(Task directions) Transcribe each record exactly. Include every one.

-- start of Listed entries --

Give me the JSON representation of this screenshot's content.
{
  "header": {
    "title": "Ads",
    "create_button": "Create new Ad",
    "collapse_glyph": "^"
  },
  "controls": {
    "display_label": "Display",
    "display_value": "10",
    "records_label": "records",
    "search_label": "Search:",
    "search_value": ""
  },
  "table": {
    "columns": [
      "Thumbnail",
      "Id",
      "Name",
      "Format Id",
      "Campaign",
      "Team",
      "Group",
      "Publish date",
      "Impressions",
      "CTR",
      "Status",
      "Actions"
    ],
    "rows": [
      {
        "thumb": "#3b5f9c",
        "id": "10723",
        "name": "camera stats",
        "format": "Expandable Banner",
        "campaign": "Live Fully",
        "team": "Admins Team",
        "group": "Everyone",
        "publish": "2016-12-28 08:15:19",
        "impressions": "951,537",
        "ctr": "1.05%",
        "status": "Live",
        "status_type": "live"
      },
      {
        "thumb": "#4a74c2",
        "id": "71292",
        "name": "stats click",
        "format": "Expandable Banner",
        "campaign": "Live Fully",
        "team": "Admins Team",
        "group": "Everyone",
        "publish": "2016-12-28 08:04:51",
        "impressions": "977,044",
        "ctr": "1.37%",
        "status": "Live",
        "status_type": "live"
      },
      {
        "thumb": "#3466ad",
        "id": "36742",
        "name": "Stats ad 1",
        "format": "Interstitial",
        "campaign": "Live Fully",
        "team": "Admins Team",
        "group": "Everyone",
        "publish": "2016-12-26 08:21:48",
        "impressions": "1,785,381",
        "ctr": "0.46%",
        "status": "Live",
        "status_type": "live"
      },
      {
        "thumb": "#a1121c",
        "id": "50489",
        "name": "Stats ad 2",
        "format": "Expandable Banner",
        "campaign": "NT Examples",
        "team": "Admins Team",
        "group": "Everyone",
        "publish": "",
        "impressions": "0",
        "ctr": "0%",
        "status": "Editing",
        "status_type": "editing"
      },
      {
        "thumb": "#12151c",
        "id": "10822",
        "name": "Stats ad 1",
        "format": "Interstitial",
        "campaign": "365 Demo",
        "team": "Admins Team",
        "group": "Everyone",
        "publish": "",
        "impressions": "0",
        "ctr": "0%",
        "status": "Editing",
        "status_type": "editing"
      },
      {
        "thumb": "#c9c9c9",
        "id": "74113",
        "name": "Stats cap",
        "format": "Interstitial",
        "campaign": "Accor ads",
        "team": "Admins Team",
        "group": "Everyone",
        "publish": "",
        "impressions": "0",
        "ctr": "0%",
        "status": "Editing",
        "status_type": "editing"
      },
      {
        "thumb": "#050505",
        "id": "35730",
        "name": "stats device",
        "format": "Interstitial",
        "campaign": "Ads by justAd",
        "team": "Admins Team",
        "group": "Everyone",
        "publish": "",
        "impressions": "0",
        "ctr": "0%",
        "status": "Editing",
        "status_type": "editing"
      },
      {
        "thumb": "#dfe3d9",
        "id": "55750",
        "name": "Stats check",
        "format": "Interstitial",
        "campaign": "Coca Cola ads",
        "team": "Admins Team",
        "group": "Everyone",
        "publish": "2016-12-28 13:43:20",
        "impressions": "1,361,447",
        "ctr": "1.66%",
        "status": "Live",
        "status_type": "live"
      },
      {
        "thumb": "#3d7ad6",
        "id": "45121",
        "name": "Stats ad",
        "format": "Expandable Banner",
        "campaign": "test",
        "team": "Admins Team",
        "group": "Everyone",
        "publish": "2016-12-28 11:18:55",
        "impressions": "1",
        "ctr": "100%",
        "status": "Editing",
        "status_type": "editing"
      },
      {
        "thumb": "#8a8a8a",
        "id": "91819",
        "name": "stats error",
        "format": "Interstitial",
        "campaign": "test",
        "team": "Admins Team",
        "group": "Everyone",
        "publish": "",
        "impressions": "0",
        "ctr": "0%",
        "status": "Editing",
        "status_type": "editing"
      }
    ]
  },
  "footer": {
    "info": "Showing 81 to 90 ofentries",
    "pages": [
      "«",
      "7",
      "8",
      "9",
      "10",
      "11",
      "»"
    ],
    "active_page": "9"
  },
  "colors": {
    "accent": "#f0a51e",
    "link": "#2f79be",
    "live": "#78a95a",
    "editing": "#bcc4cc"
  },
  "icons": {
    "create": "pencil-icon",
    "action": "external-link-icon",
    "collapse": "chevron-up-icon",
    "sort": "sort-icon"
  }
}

-- end of Listed entries --

(Response to this exercise)
Give me the JSON representation of this screenshot's content.
{
  "header": {
    "title": "Ads",
    "create_button": "Create new Ad",
    "collapse_glyph": "^"
  },
  "controls": {
    "display_label": "Display",
    "display_value": "10",
    "records_label": "records",
    "search_label": "Search:",
    "search_value": ""
  },
  "table": {
    "columns": [
      "Thumbnail",
      "Id",
      "Name",
      "Format Id",
      "Campaign",
      "Team",
      "Group",
      "Publish date",
      "Impressions",
      "CTR",
      "Status",
      "Actions"
    ],
    "rows": [
      {
        "thumb": "#3b5f9c",
        "id": "10723",
        "name": "camera stats",
        "format": "Expandable Banner",
        "campaign": "Live Fully",
        "team": "Admins Team",
        "group": "Everyone",
        "publish": "2016-12-28 08:15:19",
        "impressions": "951,537",
        "ctr": "1.05%",
        "status": "Live",
        "status_type": "live"
      },
      {
        "thumb": "#4a74c2",
        "id": "71292",
        "name": "stats click",
        "format": "Expandable Banner",
        "campaign": "Live Fully",
        "team": "Admins Team",
        "group": "Everyone",
        "publish": "2016-12-28 08:04:51",
        "impressions": "977,044",
        "ctr": "1.37%",
        "status": "Live",
        "status_type": "live"
      },
      {
        "thumb": "#3466ad",
        "id": "36742",
        "name": "Stats ad 1",
        "format": "Interstitial",
        "campaign": "Live Fully",
        "team": "Admins Team",
        "group": "Everyone",
        "publish": "2016-12-26 08:21:48",
        "impressions": "1,785,381",
        "ctr": "0.46%",
        "status": "Live",
        "status_type": "live"
      },
      {
        "thumb": "#a1121c",
        "id": "50489",
        "name": "Stats ad 2",
        "format": "Expandable Banner",
        "campaign": "NT Examples",
        "team": "Admins Team",
        "group": "Everyone",
        "publish": "",
        "impressions": "0",
        "ctr": "0%",
        "status": "Editing",
        "status_type": "editing"
      },
      {
        "thumb": "#12151c",
        "id": "10822",
        "name": "Stats ad 1",
        "format": "Interstitial",
        "campaign": "365 Demo",
        "team": "Admins Team",
        "group": "Everyone",
        "publish": "",
        "impressions": "0",
        "ctr": "0%",
        "status": "Editing",
        "status_type": "editing"
      },
      {
        "thumb": "#c9c9c9",
        "id": "74113",
        "name": "Stats cap",
        "format": "Interstitial",
        "campaign": "Accor ads",
        "team": "Admins Team",
        "group": "Everyone",
        "publish": "",
        "impressions": "0",
        "ctr": "0%",
        "status": "Editing",
        "status_type": "editing"
      },
      {
        "thumb": "#050505",
        "id": "35730",
        "name": "stats device",
        "format": "Interstitial",
        "campaign": "Ads by justAd",
        "team": "Admins Team",
        "group": "Everyone",
        "publish": "",
        "impressions": "0",
        "ctr": "0%",
        "status": "Editing",
        "status_type": "editing"
      },
      {
        "thumb": "#dfe3d9",
        "id": "55750",
        "name": "Stats check",
        "format": "Interstitial",
        "campaign": "Coca Cola ads",
        "team": "Admins Team",
        "group": "Everyone",
        "publish": "2016-12-28 13:43:20",
        "impressions": "1,361,447",
        "ctr": "1.66%",
        "status": "Live",
        "status_type": "live"
      },
      {
        "thumb": "#3d7ad6",
        "id": "45121",
        "name": "Stats ad",
        "format": "Expandable Banner",
        "campaign": "test",
        "team": "Admins Team",
        "group": "Everyone",
        "publish": "2016-12-28 11:18:55",
        "impressions": "1",
        "ctr": "100%",
        "status": "Editing",
        "status_type": "editing"
      },
      {
        "thumb": "#8a8a8a",
        "id": "91819",
        "name": "stats error",
        "format": "Interstitial",
        "campaign": "test",
        "team": "Admins Team",
        "group": "Everyone",
        "publish": "",
        "impressions": "0",
        "ctr": "0%",
        "status": "Editing",
        "status_type": "editing"
      }
    ]
  },
  "footer": {
    "info": "Showing 81 to 90 ofentries",
    "pages": [
      "«",
      "7",
      "8",
      "9",
      "10",
      "11",
      "»"
    ],
    "active_page": "9"
  },
  "colors": {
    "accent": "#f0a51e",
    "link": "#2f79be",
    "live": "#78a95a",
    "editing": "#bcc4cc"
  },
  "icons": {
    "create": "pencil-icon",
    "action": "external-link-icon",
    "collapse": "chevron-up-icon",
    "sort": "sort-icon"
  }
}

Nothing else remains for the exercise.